Copy out each of the lines below word for word, leaving nothing out.

━━━━━━━━━━━━━━━━━━━━━━━━━━━━━━

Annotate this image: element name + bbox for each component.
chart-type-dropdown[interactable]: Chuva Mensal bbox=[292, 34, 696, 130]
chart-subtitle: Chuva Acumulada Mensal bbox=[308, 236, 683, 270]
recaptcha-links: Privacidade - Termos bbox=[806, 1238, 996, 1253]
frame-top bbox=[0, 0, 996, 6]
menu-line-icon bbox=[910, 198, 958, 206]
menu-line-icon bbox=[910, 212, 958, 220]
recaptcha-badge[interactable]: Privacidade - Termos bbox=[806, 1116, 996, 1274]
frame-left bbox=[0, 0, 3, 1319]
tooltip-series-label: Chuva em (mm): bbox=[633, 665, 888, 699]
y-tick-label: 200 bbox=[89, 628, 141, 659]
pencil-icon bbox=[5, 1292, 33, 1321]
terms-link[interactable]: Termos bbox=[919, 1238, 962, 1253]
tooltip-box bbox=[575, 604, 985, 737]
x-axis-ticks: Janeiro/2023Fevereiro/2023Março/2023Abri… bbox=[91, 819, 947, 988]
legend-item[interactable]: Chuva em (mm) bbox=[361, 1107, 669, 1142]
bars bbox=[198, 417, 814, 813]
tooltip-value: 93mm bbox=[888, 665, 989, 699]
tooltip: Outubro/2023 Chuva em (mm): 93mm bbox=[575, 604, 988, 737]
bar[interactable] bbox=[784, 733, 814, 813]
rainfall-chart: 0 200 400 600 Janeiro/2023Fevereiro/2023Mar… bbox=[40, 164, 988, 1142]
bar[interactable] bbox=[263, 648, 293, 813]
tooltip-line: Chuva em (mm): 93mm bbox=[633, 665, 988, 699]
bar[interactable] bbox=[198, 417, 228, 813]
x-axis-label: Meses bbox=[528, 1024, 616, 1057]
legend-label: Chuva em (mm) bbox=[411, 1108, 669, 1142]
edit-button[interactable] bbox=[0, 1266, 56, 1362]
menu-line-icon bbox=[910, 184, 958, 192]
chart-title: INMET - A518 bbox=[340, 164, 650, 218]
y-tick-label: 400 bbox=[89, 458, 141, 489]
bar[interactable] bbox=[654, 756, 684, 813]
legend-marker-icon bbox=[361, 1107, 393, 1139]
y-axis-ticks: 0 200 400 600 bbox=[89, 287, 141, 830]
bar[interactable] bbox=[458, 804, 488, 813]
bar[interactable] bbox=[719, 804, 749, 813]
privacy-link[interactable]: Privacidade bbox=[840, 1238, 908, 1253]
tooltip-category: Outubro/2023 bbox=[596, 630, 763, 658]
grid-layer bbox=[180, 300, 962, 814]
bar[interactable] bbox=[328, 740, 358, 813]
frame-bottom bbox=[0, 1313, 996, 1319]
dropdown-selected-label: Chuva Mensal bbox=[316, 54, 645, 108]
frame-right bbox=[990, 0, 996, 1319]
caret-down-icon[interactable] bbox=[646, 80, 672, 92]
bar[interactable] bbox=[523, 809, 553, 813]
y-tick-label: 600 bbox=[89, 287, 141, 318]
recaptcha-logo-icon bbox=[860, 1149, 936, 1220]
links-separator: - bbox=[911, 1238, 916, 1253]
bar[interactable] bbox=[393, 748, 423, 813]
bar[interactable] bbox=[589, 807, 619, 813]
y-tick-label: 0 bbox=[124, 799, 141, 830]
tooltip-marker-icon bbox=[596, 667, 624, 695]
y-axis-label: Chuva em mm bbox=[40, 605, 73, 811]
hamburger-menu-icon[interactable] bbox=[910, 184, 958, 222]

━━━━━━━━━━━━━━━━━━━━━━━━━━━━━━

**Solved problem:**
Annotate this image: element name + bbox for each component.
chart-type-dropdown[interactable]: Chuva Mensal bbox=[292, 34, 696, 130]
chart-subtitle: Chuva Acumulada Mensal bbox=[308, 236, 683, 270]
recaptcha-links: Privacidade - Termos bbox=[806, 1238, 996, 1253]
frame-top bbox=[0, 0, 996, 6]
menu-line-icon bbox=[910, 198, 958, 206]
menu-line-icon bbox=[910, 212, 958, 220]
recaptcha-badge[interactable]: Privacidade - Termos bbox=[806, 1116, 996, 1274]
frame-left bbox=[0, 0, 3, 1319]
tooltip-series-label: Chuva em (mm): bbox=[633, 665, 888, 699]
y-tick-label: 200 bbox=[89, 628, 141, 659]
pencil-icon bbox=[5, 1292, 33, 1321]
terms-link[interactable]: Termos bbox=[919, 1238, 962, 1253]
tooltip-box bbox=[575, 604, 985, 737]
x-axis-ticks: Janeiro/2023Fevereiro/2023Março/2023Abri… bbox=[91, 819, 947, 988]
legend-item[interactable]: Chuva em (mm) bbox=[361, 1107, 669, 1142]
bars bbox=[198, 417, 814, 813]
tooltip-value: 93mm bbox=[888, 665, 989, 699]
tooltip: Outubro/2023 Chuva em (mm): 93mm bbox=[575, 604, 988, 737]
bar[interactable] bbox=[784, 733, 814, 813]
rainfall-chart: 0 200 400 600 Janeiro/2023Fevereiro/2023Mar… bbox=[40, 164, 988, 1142]
bar[interactable] bbox=[263, 648, 293, 813]
tooltip-line: Chuva em (mm): 93mm bbox=[633, 665, 988, 699]
bar[interactable] bbox=[198, 417, 228, 813]
x-axis-label: Meses bbox=[528, 1024, 616, 1057]
legend-label: Chuva em (mm) bbox=[411, 1108, 669, 1142]
edit-button[interactable] bbox=[0, 1266, 56, 1362]
menu-line-icon bbox=[910, 184, 958, 192]
chart-title: INMET - A518 bbox=[340, 164, 650, 218]
y-tick-label: 400 bbox=[89, 458, 141, 489]
bar[interactable] bbox=[654, 756, 684, 813]
legend-marker-icon bbox=[361, 1107, 393, 1139]
y-axis-ticks: 0 200 400 600 bbox=[89, 287, 141, 830]
bar[interactable] bbox=[458, 804, 488, 813]
bar[interactable] bbox=[719, 804, 749, 813]
privacy-link[interactable]: Privacidade bbox=[840, 1238, 908, 1253]
tooltip-category: Outubro/2023 bbox=[596, 630, 763, 658]
grid-layer bbox=[180, 300, 962, 814]
bar[interactable] bbox=[328, 740, 358, 813]
frame-bottom bbox=[0, 1313, 996, 1319]
dropdown-selected-label: Chuva Mensal bbox=[316, 54, 645, 108]
frame-right bbox=[990, 0, 996, 1319]
caret-down-icon[interactable] bbox=[646, 80, 672, 92]
bar[interactable] bbox=[523, 809, 553, 813]
y-tick-label: 600 bbox=[89, 287, 141, 318]
recaptcha-logo-icon bbox=[860, 1149, 936, 1220]
links-separator: - bbox=[911, 1238, 916, 1253]
bar[interactable] bbox=[393, 748, 423, 813]
bar[interactable] bbox=[589, 807, 619, 813]
y-tick-label: 0 bbox=[124, 799, 141, 830]
tooltip-marker-icon bbox=[596, 667, 624, 695]
y-axis-label: Chuva em mm bbox=[40, 605, 73, 811]
hamburger-menu-icon[interactable] bbox=[910, 184, 958, 222]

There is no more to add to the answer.